(Data entries)
------------------------------------------------------------

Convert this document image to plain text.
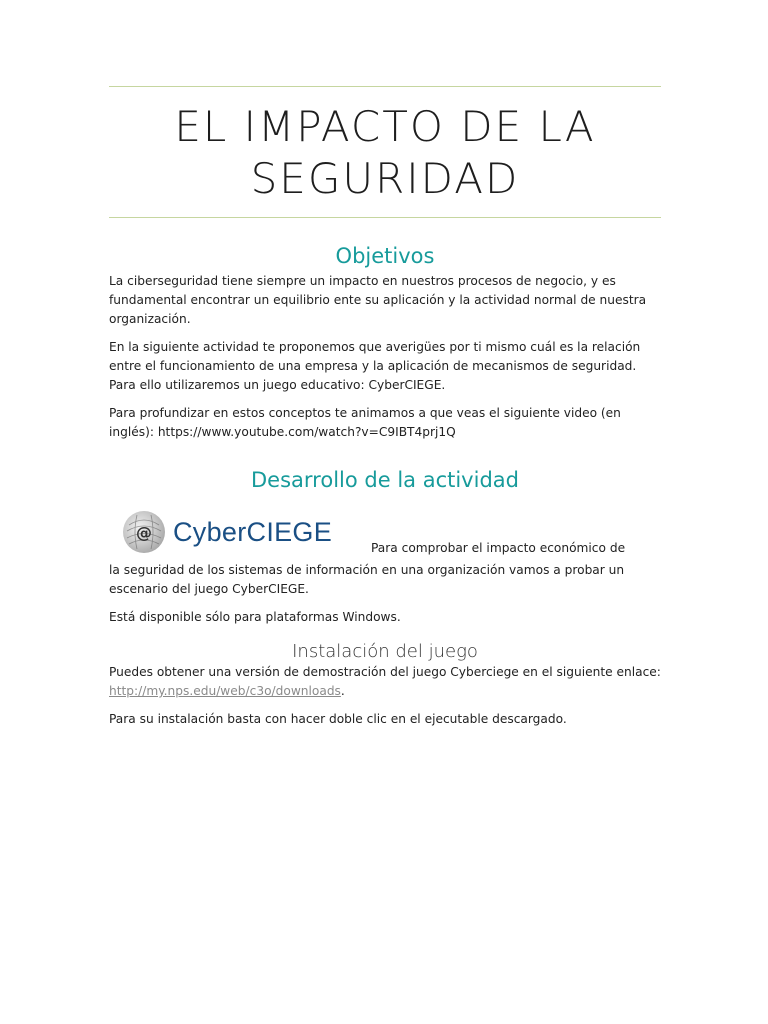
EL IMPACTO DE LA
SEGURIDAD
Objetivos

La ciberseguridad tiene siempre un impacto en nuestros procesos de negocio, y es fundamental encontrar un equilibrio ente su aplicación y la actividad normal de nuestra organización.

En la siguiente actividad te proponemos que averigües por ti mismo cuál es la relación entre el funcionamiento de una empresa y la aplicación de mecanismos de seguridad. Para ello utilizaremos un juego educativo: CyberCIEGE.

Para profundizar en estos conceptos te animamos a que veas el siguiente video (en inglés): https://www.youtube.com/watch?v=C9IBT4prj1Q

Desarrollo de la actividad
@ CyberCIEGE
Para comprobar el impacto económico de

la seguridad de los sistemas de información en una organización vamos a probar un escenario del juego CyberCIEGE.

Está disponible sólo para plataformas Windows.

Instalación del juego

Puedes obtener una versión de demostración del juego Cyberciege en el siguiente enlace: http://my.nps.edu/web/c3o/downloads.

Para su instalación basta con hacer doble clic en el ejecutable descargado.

------------------------------------------------------------

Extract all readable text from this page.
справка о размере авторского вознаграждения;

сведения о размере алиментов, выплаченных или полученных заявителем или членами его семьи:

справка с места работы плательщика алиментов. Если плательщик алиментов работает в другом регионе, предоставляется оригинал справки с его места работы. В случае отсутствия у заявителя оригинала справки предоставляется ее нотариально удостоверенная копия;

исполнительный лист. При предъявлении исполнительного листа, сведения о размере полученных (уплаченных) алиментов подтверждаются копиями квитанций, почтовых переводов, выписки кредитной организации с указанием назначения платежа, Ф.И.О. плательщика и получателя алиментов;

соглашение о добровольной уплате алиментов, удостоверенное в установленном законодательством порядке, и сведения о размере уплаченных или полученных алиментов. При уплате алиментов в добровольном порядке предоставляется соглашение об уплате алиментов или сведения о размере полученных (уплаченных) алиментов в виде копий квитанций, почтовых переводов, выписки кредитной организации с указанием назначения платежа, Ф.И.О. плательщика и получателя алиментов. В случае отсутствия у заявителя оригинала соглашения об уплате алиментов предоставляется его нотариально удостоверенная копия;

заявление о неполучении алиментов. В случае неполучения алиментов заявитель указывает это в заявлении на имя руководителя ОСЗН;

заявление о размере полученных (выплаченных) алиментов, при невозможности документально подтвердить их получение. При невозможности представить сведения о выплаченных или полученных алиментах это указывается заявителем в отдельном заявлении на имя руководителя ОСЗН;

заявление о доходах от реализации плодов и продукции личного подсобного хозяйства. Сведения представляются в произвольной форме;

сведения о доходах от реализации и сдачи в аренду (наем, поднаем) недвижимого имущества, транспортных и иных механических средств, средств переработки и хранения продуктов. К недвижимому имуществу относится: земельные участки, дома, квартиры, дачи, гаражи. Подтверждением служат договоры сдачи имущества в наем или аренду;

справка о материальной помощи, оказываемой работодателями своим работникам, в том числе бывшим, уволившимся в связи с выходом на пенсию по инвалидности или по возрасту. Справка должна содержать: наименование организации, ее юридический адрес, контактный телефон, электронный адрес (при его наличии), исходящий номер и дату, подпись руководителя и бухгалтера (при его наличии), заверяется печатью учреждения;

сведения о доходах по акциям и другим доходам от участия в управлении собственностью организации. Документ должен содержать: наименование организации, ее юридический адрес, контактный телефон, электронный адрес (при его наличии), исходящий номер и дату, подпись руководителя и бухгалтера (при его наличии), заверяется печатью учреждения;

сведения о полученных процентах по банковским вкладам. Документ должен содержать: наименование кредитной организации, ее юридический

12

------------------------------------------------------------

From the data above, work out how many lines contain the string "реализации" and reply with only the number.

Solution to the problem: 2